WHAT TO WORK ON:
Please state the total time from A to B that the worked solution of the swimmer problem below arrives at.

Question

A swimmer swims in still water at a speed `=5 km//hr`. He enters a `200m` wide river, having river flow speed `=4km//hr` at point `A` and proceeds to swim at an angle of `127^(@) (sin 37^(@) = 0.6)` with the river flow direction. Another point `B` is located directly across `A` on the other side. the swimmer lands on the other bank at a point `C`, form which he walks the distance `CB` with a speed `= 3km//hr`. The total time in which he reaches from `A` to `B` is
A. `5`minutes
B. `4`minutes
C. `3`minutes
D. None

Answer 1

Correct Answer - B
`V_(RY) = V_(my) +V_(wy)`
`= 5sin 127^(@)`
`= 5 cos 37^(@)`
`= 9xx 0.8`
`4 km//H`
`= (4xx5)/(10) m//s`
time taken to cross river `t_(AB) = (200 xx 18)/(4xx5)sec`
`t = 180sec = 3min`
`V_(R(X)) = V_(mx) +V_(mx) rArr V_(R(X)) = 5cos 127^(@) +4`
`V_(R(X)) = 5(-sin 37^(@))+4 rArr V_(R(X)) =- 3+4`
`rArr V_(R(X)) = 1km//h = (5)/(18) m//s`
Horizontal drag `BC`
`=V_(Rx) xx t = (5)/(18) (m)/(s) xx 180 sec = 50m`
Time taken to reach form `B` to `C`
`t_(BC) = (dis tan ce)/(speed) rArr t_(BC) = (50)/(3xx(5)/(18)m//s)`
`= 60 sec = 1min`
total time `= 4min`.

LISTING:
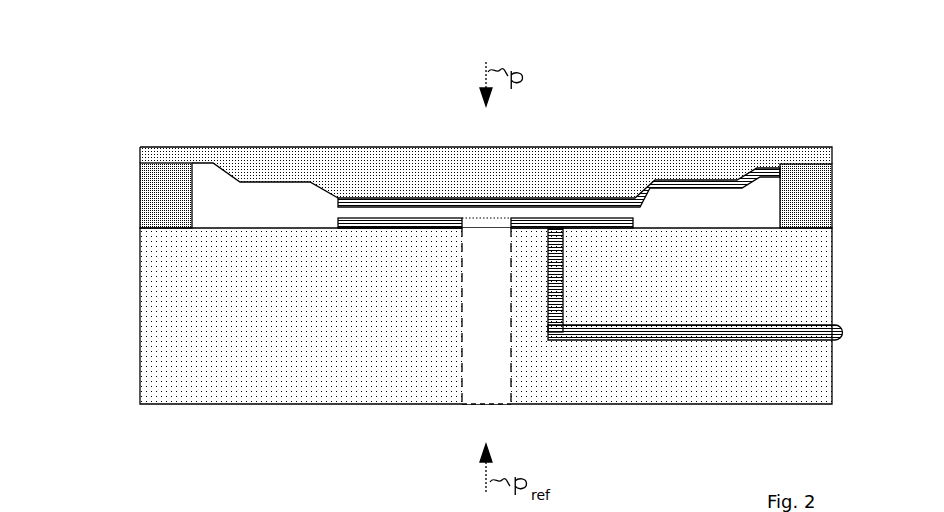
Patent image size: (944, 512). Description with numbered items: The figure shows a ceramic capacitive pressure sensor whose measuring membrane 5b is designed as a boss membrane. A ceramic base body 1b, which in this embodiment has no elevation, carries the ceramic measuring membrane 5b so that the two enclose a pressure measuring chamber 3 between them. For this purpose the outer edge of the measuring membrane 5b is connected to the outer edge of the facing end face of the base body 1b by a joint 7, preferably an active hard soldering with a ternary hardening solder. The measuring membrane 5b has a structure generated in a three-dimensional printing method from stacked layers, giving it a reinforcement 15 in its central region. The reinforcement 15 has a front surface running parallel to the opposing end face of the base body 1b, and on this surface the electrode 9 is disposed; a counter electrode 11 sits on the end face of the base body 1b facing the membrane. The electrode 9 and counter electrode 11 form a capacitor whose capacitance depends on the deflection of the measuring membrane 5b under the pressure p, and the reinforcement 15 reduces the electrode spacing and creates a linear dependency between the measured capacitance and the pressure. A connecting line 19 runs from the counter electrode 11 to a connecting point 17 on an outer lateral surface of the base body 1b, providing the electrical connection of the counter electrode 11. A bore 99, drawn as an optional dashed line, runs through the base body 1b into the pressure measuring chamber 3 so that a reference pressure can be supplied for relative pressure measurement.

The base body 1b is at (150, 280).
The reference pressure channel 99 is at (500, 325).
The measuring membrane 5b is at (265, 160).
The joint 7 is at (140, 190).
The reinforcement 15 is at (393, 192).
The electrode 9 is at (595, 192).
The pressure measuring chamber 3 is at (681, 223).
The counter electrode 11 is at (374, 425).
The connecting line 19 is at (647, 422).
The connecting point 17 is at (859, 340).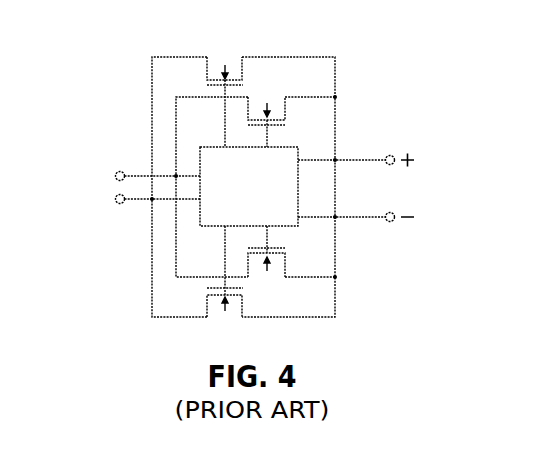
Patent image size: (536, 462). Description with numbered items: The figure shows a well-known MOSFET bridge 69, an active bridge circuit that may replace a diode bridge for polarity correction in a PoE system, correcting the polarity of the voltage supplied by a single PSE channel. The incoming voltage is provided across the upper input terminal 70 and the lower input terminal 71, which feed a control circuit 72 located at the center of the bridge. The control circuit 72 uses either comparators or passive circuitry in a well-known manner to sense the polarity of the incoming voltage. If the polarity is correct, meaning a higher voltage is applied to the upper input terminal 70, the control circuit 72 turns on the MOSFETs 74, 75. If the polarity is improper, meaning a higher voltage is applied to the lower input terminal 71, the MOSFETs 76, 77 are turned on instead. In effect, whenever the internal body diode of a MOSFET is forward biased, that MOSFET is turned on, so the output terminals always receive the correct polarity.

The MOSFET bridge 69 is at (81, 62).
The upper input terminal 70 is at (118, 171).
The lower input terminal 71 is at (118, 204).
The control circuit 72 is at (240, 198).
The MOSFET 74 is at (285, 108).
The MOSFET 75 is at (243, 308).
The MOSFET 76 is at (243, 65).
The MOSFET 77 is at (285, 270).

SOLUTION FOR THIS EXERCISE:
4 minutes (option B).